**Task prompt**
Reproduce each of the lines below verbatim, omitting the pictures from your answer.

**Entries**
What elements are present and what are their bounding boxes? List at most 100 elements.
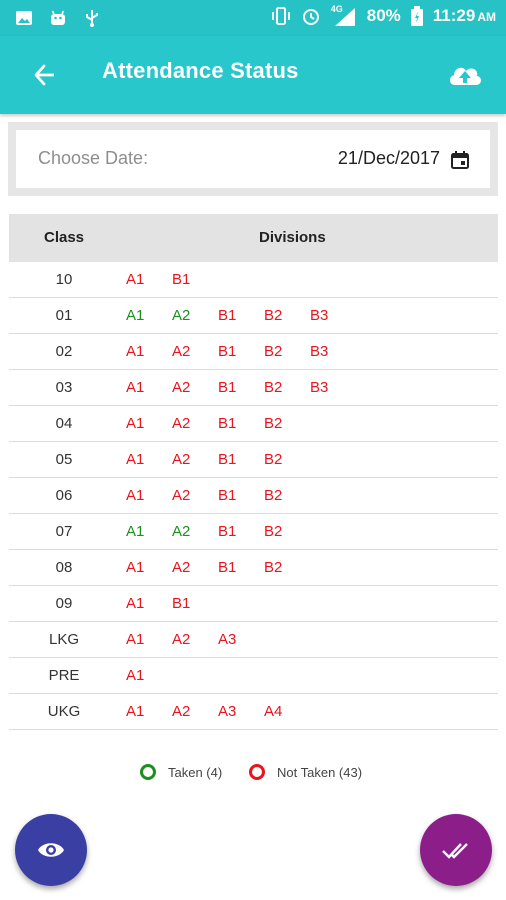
class-cell: 10 bbox=[55, 271, 73, 288]
class-cell: PRE bbox=[48, 667, 80, 684]
table-row[interactable]: PRE A1 bbox=[9, 658, 498, 694]
column-header-class: Class bbox=[43, 229, 85, 246]
division-not-taken[interactable]: A2 bbox=[172, 343, 191, 360]
division-not-taken[interactable]: B1 bbox=[218, 559, 237, 576]
table-row[interactable]: LKG A1 A2 A3 bbox=[9, 622, 498, 658]
division-not-taken[interactable]: A1 bbox=[126, 415, 145, 432]
division-not-taken[interactable]: A4 bbox=[264, 703, 283, 720]
taken-circle-icon bbox=[140, 764, 156, 780]
clock: 11:29 AM bbox=[433, 6, 496, 26]
class-cell: 08 bbox=[55, 559, 73, 576]
table-row[interactable]: 04 A1 A2 B1 B2 bbox=[9, 406, 498, 442]
image-icon bbox=[16, 11, 32, 25]
table-row[interactable]: 05 A1 A2 B1 B2 bbox=[9, 442, 498, 478]
clock-time: 11:29 bbox=[432, 6, 476, 25]
view-button[interactable] bbox=[15, 814, 87, 886]
division-not-taken[interactable]: A2 bbox=[172, 415, 191, 432]
division-taken[interactable]: A2 bbox=[172, 307, 191, 324]
division-not-taken[interactable]: A1 bbox=[126, 343, 145, 360]
eye-icon bbox=[38, 843, 64, 857]
class-cell: LKG bbox=[48, 631, 79, 648]
division-not-taken[interactable]: B1 bbox=[218, 415, 237, 432]
division-not-taken[interactable]: A2 bbox=[172, 559, 191, 576]
class-cell: 02 bbox=[55, 343, 73, 360]
legend-not-taken-label: Not Taken (43) bbox=[277, 764, 363, 780]
class-cell: 09 bbox=[55, 595, 73, 612]
division-not-taken[interactable]: A1 bbox=[126, 379, 145, 396]
division-not-taken[interactable]: A2 bbox=[172, 379, 191, 396]
not-taken-circle-icon bbox=[249, 764, 265, 780]
division-not-taken[interactable]: A3 bbox=[218, 703, 237, 720]
division-taken[interactable]: A2 bbox=[172, 523, 191, 540]
division-not-taken[interactable]: A2 bbox=[172, 703, 191, 720]
division-not-taken[interactable]: B1 bbox=[218, 451, 237, 468]
division-not-taken[interactable]: A1 bbox=[126, 559, 145, 576]
division-not-taken[interactable]: A1 bbox=[126, 631, 145, 648]
battery-icon bbox=[410, 6, 423, 26]
division-not-taken[interactable]: B2 bbox=[264, 307, 283, 324]
date-value[interactable]: 21/Dec/2017 bbox=[337, 148, 440, 168]
class-cell: 04 bbox=[55, 415, 73, 432]
table-row[interactable]: 07 A1 A2 B1 B2 bbox=[9, 514, 498, 550]
class-cell: 03 bbox=[55, 379, 73, 396]
attendance-table: 10 A1 B1 01 A1 A2 B1 B2 B3 02 A1 A2 B1 B2 B3 03 A1 A2 B1 B2… bbox=[9, 262, 498, 730]
division-not-taken[interactable]: B3 bbox=[310, 307, 329, 324]
alarm-icon bbox=[302, 9, 319, 25]
division-not-taken[interactable]: B2 bbox=[264, 379, 283, 396]
division-not-taken[interactable]: B3 bbox=[310, 379, 329, 396]
date-label: Choose Date: bbox=[38, 148, 149, 168]
column-header-divisions: Divisions bbox=[259, 229, 326, 246]
table-row[interactable]: 09 A1 B1 bbox=[9, 586, 498, 622]
date-picker-field[interactable]: Choose Date: 21/Dec/2017 bbox=[16, 130, 490, 188]
calendar-icon[interactable] bbox=[450, 150, 470, 170]
division-not-taken[interactable]: A1 bbox=[126, 667, 145, 684]
table-row[interactable]: UKG A1 A2 A3 A4 bbox=[9, 694, 498, 730]
class-cell: 07 bbox=[55, 523, 73, 540]
division-not-taken[interactable]: A3 bbox=[218, 631, 237, 648]
division-taken[interactable]: A1 bbox=[126, 307, 145, 324]
division-not-taken[interactable]: B1 bbox=[218, 523, 237, 540]
table-row[interactable]: 06 A1 A2 B1 B2 bbox=[9, 478, 498, 514]
division-not-taken[interactable]: A2 bbox=[172, 451, 191, 468]
division-not-taken[interactable]: A1 bbox=[126, 271, 145, 288]
clock-ampm: AM bbox=[477, 10, 496, 24]
table-row[interactable]: 03 A1 A2 B1 B2 B3 bbox=[9, 370, 498, 406]
division-not-taken[interactable]: B1 bbox=[218, 343, 237, 360]
class-cell: 01 bbox=[55, 307, 73, 324]
division-taken[interactable]: A1 bbox=[126, 523, 145, 540]
division-not-taken[interactable]: B2 bbox=[264, 451, 283, 468]
cloud-upload-icon[interactable] bbox=[446, 56, 484, 94]
division-not-taken[interactable]: B3 bbox=[310, 343, 329, 360]
division-not-taken[interactable]: A1 bbox=[126, 451, 145, 468]
division-not-taken[interactable]: B2 bbox=[264, 487, 283, 504]
division-not-taken[interactable]: B1 bbox=[172, 271, 191, 288]
division-not-taken[interactable]: B2 bbox=[264, 559, 283, 576]
table-row[interactable]: 02 A1 A2 B1 B2 B3 bbox=[9, 334, 498, 370]
division-not-taken[interactable]: B1 bbox=[218, 379, 237, 396]
division-not-taken[interactable]: A2 bbox=[172, 631, 191, 648]
division-not-taken[interactable]: B1 bbox=[218, 487, 237, 504]
division-not-taken[interactable]: B1 bbox=[172, 595, 191, 612]
legend: Taken (4) Not Taken (43) bbox=[0, 764, 506, 788]
submit-done-all-button[interactable] bbox=[420, 814, 492, 886]
status-bar-system: 4G 80% 11:29 AM bbox=[271, 4, 496, 26]
done-all-icon bbox=[442, 843, 468, 859]
division-not-taken[interactable]: B2 bbox=[264, 415, 283, 432]
table-row[interactable]: 01 A1 A2 B1 B2 B3 bbox=[9, 298, 498, 334]
app-bar: Attendance Status bbox=[0, 36, 506, 114]
class-cell: 06 bbox=[55, 487, 73, 504]
table-row[interactable]: 10 A1 B1 bbox=[9, 262, 498, 298]
division-not-taken[interactable]: B1 bbox=[218, 307, 237, 324]
division-not-taken[interactable]: A1 bbox=[126, 703, 145, 720]
network-type: 4G bbox=[330, 4, 343, 14]
division-not-taken[interactable]: A2 bbox=[172, 487, 191, 504]
arrow-back-icon[interactable] bbox=[30, 60, 60, 90]
android-icon bbox=[51, 10, 65, 25]
table-row[interactable]: 08 A1 A2 B1 B2 bbox=[9, 550, 498, 586]
division-not-taken[interactable]: A1 bbox=[126, 595, 145, 612]
division-not-taken[interactable]: B2 bbox=[264, 343, 283, 360]
signal-icon: 4G bbox=[330, 4, 357, 26]
division-not-taken[interactable]: B2 bbox=[264, 523, 283, 540]
legend-taken: Taken (4) bbox=[140, 764, 222, 780]
division-not-taken[interactable]: A1 bbox=[126, 487, 145, 504]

**Task answer**
What elements are present and what are their bounding boxes? List at most 100 elements.
class-cell: 10 bbox=[55, 271, 73, 288]
class-cell: PRE bbox=[48, 667, 80, 684]
table-row[interactable]: PRE A1 bbox=[9, 658, 498, 694]
column-header-class: Class bbox=[43, 229, 85, 246]
division-not-taken[interactable]: A2 bbox=[172, 343, 191, 360]
division-not-taken[interactable]: B1 bbox=[218, 559, 237, 576]
table-row[interactable]: LKG A1 A2 A3 bbox=[9, 622, 498, 658]
division-not-taken[interactable]: A1 bbox=[126, 415, 145, 432]
division-not-taken[interactable]: A4 bbox=[264, 703, 283, 720]
taken-circle-icon bbox=[140, 764, 156, 780]
clock: 11:29 AM bbox=[433, 6, 496, 26]
class-cell: 08 bbox=[55, 559, 73, 576]
table-row[interactable]: 04 A1 A2 B1 B2 bbox=[9, 406, 498, 442]
image-icon bbox=[16, 11, 32, 25]
table-row[interactable]: 05 A1 A2 B1 B2 bbox=[9, 442, 498, 478]
clock-time: 11:29 bbox=[432, 6, 476, 25]
view-button[interactable] bbox=[15, 814, 87, 886]
division-not-taken[interactable]: A2 bbox=[172, 415, 191, 432]
division-taken[interactable]: A2 bbox=[172, 307, 191, 324]
division-not-taken[interactable]: A1 bbox=[126, 343, 145, 360]
eye-icon bbox=[38, 843, 64, 857]
class-cell: LKG bbox=[48, 631, 79, 648]
division-not-taken[interactable]: B1 bbox=[218, 415, 237, 432]
division-not-taken[interactable]: A2 bbox=[172, 559, 191, 576]
class-cell: 02 bbox=[55, 343, 73, 360]
legend-not-taken-label: Not Taken (43) bbox=[277, 764, 363, 780]
class-cell: 09 bbox=[55, 595, 73, 612]
division-not-taken[interactable]: A1 bbox=[126, 379, 145, 396]
division-not-taken[interactable]: A2 bbox=[172, 379, 191, 396]
not-taken-circle-icon bbox=[249, 764, 265, 780]
division-not-taken[interactable]: A3 bbox=[218, 703, 237, 720]
division-taken[interactable]: A2 bbox=[172, 523, 191, 540]
division-not-taken[interactable]: A2 bbox=[172, 703, 191, 720]
division-not-taken[interactable]: B1 bbox=[218, 451, 237, 468]
division-not-taken[interactable]: A1 bbox=[126, 559, 145, 576]
division-not-taken[interactable]: A1 bbox=[126, 631, 145, 648]
battery-icon bbox=[410, 6, 423, 26]
division-not-taken[interactable]: B2 bbox=[264, 307, 283, 324]
date-value[interactable]: 21/Dec/2017 bbox=[337, 148, 440, 168]
class-cell: 04 bbox=[55, 415, 73, 432]
table-row[interactable]: 07 A1 A2 B1 B2 bbox=[9, 514, 498, 550]
class-cell: 03 bbox=[55, 379, 73, 396]
attendance-table: 10 A1 B1 01 A1 A2 B1 B2 B3 02 A1 A2 B1 B2 B3 03 A1 A2 B1 B2… bbox=[9, 262, 498, 730]
division-not-taken[interactable]: B3 bbox=[310, 307, 329, 324]
alarm-icon bbox=[302, 9, 319, 25]
division-not-taken[interactable]: B2 bbox=[264, 379, 283, 396]
division-not-taken[interactable]: B3 bbox=[310, 379, 329, 396]
date-label: Choose Date: bbox=[38, 148, 149, 168]
column-header-divisions: Divisions bbox=[259, 229, 326, 246]
table-row[interactable]: 09 A1 B1 bbox=[9, 586, 498, 622]
date-picker-field[interactable]: Choose Date: 21/Dec/2017 bbox=[16, 130, 490, 188]
calendar-icon[interactable] bbox=[450, 150, 470, 170]
division-not-taken[interactable]: A1 bbox=[126, 667, 145, 684]
table-row[interactable]: UKG A1 A2 A3 A4 bbox=[9, 694, 498, 730]
class-cell: 07 bbox=[55, 523, 73, 540]
division-not-taken[interactable]: A3 bbox=[218, 631, 237, 648]
division-taken[interactable]: A1 bbox=[126, 307, 145, 324]
division-not-taken[interactable]: B1 bbox=[218, 523, 237, 540]
table-row[interactable]: 06 A1 A2 B1 B2 bbox=[9, 478, 498, 514]
division-not-taken[interactable]: A2 bbox=[172, 451, 191, 468]
division-not-taken[interactable]: A1 bbox=[126, 271, 145, 288]
clock-ampm: AM bbox=[477, 10, 496, 24]
table-row[interactable]: 03 A1 A2 B1 B2 B3 bbox=[9, 370, 498, 406]
division-not-taken[interactable]: B1 bbox=[218, 343, 237, 360]
class-cell: 01 bbox=[55, 307, 73, 324]
division-taken[interactable]: A1 bbox=[126, 523, 145, 540]
division-not-taken[interactable]: B2 bbox=[264, 451, 283, 468]
cloud-upload-icon[interactable] bbox=[446, 56, 484, 94]
division-not-taken[interactable]: B3 bbox=[310, 343, 329, 360]
division-not-taken[interactable]: A1 bbox=[126, 451, 145, 468]
division-not-taken[interactable]: B2 bbox=[264, 487, 283, 504]
division-not-taken[interactable]: B1 bbox=[172, 271, 191, 288]
division-not-taken[interactable]: B2 bbox=[264, 559, 283, 576]
table-row[interactable]: 02 A1 A2 B1 B2 B3 bbox=[9, 334, 498, 370]
division-not-taken[interactable]: B1 bbox=[218, 379, 237, 396]
division-not-taken[interactable]: A2 bbox=[172, 631, 191, 648]
division-not-taken[interactable]: B1 bbox=[218, 487, 237, 504]
division-not-taken[interactable]: B1 bbox=[172, 595, 191, 612]
legend: Taken (4) Not Taken (43) bbox=[0, 764, 506, 788]
submit-done-all-button[interactable] bbox=[420, 814, 492, 886]
status-bar-system: 4G 80% 11:29 AM bbox=[271, 4, 496, 26]
done-all-icon bbox=[442, 843, 468, 859]
division-not-taken[interactable]: B2 bbox=[264, 415, 283, 432]
table-row[interactable]: 01 A1 A2 B1 B2 B3 bbox=[9, 298, 498, 334]
app-bar: Attendance Status bbox=[0, 36, 506, 114]
class-cell: 06 bbox=[55, 487, 73, 504]
table-row[interactable]: 10 A1 B1 bbox=[9, 262, 498, 298]
division-not-taken[interactable]: B1 bbox=[218, 307, 237, 324]
division-not-taken[interactable]: A1 bbox=[126, 703, 145, 720]
network-type: 4G bbox=[330, 4, 343, 14]
division-not-taken[interactable]: A2 bbox=[172, 487, 191, 504]
arrow-back-icon[interactable] bbox=[30, 60, 60, 90]
android-icon bbox=[51, 10, 65, 25]
table-row[interactable]: 08 A1 A2 B1 B2 bbox=[9, 550, 498, 586]
division-not-taken[interactable]: A1 bbox=[126, 595, 145, 612]
division-not-taken[interactable]: B2 bbox=[264, 343, 283, 360]
signal-icon: 4G bbox=[330, 4, 357, 26]
division-not-taken[interactable]: B2 bbox=[264, 523, 283, 540]
legend-taken: Taken (4) bbox=[140, 764, 222, 780]
division-not-taken[interactable]: A1 bbox=[126, 487, 145, 504]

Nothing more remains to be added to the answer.